**Do this**
Please pull out every line below that contains the string "chevron", matching case exactly.
>> start Input for this task
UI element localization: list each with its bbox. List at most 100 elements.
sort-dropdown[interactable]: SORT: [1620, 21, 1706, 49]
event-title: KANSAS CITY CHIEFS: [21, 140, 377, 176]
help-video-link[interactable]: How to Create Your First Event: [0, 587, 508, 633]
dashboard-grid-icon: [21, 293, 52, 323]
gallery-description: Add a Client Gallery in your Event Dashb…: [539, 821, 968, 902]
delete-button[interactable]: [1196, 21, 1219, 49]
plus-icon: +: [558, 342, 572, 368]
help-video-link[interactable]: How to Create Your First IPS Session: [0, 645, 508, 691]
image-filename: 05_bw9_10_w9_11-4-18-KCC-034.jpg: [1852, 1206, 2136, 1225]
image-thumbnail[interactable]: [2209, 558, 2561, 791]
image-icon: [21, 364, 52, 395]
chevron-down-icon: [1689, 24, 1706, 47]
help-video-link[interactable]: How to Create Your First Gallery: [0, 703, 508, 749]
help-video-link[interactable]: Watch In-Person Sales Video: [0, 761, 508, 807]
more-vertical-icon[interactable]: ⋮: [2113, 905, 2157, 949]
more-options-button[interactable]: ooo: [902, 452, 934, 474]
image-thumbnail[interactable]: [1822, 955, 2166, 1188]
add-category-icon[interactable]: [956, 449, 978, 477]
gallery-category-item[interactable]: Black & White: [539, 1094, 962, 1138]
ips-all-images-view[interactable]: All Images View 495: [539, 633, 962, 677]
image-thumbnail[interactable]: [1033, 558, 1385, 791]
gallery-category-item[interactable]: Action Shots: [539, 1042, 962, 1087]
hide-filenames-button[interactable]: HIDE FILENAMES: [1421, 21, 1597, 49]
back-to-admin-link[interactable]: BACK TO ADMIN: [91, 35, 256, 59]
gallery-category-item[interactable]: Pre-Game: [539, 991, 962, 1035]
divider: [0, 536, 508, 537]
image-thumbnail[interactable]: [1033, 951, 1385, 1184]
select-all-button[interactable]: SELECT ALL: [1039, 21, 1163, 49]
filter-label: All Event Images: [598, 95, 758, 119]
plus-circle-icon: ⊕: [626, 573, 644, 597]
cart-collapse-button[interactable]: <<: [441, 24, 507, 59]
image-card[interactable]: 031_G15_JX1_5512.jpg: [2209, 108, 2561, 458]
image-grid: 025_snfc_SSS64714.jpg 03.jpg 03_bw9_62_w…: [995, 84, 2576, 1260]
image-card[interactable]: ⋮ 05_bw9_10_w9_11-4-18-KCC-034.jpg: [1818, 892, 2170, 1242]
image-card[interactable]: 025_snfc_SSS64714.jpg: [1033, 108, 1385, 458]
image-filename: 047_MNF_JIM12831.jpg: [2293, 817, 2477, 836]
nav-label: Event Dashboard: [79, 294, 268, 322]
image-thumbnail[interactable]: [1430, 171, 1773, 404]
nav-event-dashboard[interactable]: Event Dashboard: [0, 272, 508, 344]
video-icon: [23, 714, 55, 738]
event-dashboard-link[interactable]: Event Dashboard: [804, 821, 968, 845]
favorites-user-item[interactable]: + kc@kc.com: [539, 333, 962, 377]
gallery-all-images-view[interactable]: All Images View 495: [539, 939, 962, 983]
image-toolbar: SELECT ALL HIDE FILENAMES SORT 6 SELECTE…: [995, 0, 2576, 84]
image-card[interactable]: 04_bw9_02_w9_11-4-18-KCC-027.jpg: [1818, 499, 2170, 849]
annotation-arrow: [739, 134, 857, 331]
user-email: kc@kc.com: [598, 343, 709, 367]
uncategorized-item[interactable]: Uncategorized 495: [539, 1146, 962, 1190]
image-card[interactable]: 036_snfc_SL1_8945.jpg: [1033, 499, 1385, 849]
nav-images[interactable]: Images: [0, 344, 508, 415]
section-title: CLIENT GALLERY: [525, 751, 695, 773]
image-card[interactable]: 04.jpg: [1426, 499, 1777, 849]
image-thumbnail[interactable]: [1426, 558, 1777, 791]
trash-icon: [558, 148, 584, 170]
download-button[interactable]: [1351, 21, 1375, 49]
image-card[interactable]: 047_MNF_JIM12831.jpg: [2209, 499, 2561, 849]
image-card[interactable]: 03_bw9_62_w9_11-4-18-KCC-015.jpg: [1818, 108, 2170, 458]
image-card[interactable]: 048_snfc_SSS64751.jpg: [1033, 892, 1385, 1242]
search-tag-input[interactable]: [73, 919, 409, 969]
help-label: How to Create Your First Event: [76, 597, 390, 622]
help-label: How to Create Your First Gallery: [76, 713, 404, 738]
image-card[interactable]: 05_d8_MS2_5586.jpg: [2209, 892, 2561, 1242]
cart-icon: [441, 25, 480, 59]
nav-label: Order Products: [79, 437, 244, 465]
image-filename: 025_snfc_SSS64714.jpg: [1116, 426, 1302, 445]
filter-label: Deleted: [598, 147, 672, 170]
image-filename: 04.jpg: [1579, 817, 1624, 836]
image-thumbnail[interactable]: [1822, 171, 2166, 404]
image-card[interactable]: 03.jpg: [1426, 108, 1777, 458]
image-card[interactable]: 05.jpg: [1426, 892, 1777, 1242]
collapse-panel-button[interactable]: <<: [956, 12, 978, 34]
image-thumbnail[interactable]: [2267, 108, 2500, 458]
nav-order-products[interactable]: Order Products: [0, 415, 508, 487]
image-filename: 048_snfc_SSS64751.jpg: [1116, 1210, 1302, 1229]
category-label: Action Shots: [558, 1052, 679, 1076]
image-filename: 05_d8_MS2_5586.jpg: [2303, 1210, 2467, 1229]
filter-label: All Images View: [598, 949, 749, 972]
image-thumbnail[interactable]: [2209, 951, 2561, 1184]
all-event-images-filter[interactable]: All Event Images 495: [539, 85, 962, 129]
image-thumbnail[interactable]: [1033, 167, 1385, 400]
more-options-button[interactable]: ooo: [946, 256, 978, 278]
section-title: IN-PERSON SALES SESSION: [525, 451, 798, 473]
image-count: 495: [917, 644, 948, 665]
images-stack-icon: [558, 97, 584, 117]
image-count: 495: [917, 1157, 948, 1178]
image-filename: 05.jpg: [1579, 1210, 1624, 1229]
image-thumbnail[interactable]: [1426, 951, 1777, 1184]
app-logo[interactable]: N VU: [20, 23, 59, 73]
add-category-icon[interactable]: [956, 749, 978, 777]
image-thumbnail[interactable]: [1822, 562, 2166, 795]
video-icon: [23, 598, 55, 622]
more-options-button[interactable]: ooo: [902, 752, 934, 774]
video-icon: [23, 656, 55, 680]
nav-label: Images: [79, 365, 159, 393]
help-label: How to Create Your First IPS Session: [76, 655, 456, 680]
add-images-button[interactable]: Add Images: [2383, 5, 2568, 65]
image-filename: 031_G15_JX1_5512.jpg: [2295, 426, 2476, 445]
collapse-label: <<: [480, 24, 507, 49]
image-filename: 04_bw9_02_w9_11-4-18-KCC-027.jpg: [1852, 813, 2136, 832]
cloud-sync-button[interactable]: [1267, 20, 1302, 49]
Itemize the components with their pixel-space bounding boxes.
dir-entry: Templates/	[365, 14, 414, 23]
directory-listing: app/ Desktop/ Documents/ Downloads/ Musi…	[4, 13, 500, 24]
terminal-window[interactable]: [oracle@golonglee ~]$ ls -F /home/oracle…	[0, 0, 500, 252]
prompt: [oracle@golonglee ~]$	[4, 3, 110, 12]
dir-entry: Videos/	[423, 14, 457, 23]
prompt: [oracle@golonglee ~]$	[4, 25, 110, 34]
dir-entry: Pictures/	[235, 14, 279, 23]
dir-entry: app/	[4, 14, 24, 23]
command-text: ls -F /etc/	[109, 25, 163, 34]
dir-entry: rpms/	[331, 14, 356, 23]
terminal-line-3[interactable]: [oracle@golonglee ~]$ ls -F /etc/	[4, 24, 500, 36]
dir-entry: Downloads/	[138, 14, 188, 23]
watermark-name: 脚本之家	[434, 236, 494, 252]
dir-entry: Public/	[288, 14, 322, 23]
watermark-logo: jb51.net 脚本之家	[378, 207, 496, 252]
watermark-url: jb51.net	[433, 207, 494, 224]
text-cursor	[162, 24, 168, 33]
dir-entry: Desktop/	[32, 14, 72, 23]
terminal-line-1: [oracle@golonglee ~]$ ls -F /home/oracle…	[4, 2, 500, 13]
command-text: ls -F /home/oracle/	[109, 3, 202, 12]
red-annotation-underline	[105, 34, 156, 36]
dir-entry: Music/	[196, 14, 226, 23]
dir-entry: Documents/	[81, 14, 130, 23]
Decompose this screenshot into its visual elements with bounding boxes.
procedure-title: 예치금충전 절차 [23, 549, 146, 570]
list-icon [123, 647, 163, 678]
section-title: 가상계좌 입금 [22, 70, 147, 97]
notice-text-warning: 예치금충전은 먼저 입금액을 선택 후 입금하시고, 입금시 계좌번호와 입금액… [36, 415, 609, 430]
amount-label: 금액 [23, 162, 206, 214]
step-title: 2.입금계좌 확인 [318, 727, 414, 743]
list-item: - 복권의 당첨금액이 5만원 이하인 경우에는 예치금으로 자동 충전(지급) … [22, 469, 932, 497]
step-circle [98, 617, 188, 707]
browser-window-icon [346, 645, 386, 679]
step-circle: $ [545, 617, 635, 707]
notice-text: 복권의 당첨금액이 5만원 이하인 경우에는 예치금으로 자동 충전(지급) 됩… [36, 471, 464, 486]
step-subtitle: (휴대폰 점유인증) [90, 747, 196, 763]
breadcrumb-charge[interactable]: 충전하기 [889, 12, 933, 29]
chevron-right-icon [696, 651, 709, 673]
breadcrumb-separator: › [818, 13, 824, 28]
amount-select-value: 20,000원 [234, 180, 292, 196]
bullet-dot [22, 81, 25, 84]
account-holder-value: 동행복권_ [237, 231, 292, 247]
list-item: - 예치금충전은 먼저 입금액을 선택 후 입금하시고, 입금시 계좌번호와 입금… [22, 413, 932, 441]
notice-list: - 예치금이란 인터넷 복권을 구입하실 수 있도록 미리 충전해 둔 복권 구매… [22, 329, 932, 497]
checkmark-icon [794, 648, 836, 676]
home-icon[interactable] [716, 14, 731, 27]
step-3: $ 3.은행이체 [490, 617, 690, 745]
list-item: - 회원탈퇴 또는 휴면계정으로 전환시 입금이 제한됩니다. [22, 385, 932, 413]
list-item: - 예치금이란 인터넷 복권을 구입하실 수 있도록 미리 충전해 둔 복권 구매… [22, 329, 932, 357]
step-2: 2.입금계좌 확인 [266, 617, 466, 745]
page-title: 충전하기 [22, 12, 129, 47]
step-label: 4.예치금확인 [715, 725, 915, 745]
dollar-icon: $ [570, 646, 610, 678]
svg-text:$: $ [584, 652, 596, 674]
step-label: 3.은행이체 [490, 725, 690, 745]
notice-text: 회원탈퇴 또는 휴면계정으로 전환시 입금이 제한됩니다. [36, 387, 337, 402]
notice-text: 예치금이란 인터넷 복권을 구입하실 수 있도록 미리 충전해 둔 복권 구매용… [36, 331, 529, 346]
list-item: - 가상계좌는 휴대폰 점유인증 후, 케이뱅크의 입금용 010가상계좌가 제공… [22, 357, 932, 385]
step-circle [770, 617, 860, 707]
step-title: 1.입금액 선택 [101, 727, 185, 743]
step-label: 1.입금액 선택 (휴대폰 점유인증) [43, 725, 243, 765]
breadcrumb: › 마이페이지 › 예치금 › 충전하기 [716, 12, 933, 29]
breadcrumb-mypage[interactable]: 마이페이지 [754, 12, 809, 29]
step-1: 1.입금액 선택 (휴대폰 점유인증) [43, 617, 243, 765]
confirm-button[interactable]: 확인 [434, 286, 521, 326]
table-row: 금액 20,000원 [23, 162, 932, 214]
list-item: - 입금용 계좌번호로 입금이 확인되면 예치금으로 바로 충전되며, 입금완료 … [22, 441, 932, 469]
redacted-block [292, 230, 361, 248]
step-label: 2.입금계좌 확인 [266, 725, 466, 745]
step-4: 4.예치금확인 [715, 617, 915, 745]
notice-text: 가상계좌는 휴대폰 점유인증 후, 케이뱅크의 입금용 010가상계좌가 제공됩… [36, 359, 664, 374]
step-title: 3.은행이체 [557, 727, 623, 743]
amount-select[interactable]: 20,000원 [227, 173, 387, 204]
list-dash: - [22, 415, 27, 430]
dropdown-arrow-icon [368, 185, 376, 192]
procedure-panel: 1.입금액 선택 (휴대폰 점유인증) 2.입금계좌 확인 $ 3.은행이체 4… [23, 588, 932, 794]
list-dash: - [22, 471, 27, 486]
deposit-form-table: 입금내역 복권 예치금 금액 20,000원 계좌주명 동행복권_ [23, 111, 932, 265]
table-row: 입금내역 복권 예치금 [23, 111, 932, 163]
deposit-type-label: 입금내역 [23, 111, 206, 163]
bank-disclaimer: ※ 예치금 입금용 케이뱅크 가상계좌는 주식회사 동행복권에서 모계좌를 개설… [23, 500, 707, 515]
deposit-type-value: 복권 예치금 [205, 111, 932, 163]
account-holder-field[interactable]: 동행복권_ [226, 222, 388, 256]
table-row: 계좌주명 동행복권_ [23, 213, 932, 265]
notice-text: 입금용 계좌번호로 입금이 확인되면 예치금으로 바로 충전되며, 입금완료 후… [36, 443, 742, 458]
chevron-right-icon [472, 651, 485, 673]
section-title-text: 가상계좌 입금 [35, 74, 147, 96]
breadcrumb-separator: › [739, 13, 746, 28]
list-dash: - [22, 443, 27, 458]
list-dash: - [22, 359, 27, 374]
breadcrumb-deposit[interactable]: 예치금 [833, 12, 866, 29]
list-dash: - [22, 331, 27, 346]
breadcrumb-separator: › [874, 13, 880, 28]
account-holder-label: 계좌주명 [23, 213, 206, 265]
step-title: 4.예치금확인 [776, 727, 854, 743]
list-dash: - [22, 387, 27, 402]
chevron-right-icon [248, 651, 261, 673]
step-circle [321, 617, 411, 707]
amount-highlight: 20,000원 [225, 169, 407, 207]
>> end Input for this task
**Written response**
chevron-down-icon: [1689, 24, 1706, 47]
chevron-right-icon [696, 651, 709, 673]
chevron-right-icon [472, 651, 485, 673]
chevron-right-icon [248, 651, 261, 673]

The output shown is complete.